"""
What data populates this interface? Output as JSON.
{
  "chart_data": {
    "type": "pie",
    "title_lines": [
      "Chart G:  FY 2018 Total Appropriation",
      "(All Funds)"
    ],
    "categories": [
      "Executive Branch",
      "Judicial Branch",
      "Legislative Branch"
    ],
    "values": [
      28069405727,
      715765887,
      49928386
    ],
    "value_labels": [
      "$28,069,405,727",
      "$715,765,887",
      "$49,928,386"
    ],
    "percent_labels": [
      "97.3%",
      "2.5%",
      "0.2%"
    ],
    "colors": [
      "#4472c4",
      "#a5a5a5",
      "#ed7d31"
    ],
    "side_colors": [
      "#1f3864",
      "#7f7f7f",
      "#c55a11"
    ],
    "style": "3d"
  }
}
"""
GIVEN PROBLEM:
Exactly reproduce every line of the records.

REPLY:
What data populates this interface? Output as JSON.
{
  "chart_data": {
    "type": "pie",
    "title_lines": [
      "Chart G:  FY 2018 Total Appropriation",
      "(All Funds)"
    ],
    "categories": [
      "Executive Branch",
      "Judicial Branch",
      "Legislative Branch"
    ],
    "values": [
      28069405727,
      715765887,
      49928386
    ],
    "value_labels": [
      "$28,069,405,727",
      "$715,765,887",
      "$49,928,386"
    ],
    "percent_labels": [
      "97.3%",
      "2.5%",
      "0.2%"
    ],
    "colors": [
      "#4472c4",
      "#a5a5a5",
      "#ed7d31"
    ],
    "side_colors": [
      "#1f3864",
      "#7f7f7f",
      "#c55a11"
    ],
    "style": "3d"
  }
}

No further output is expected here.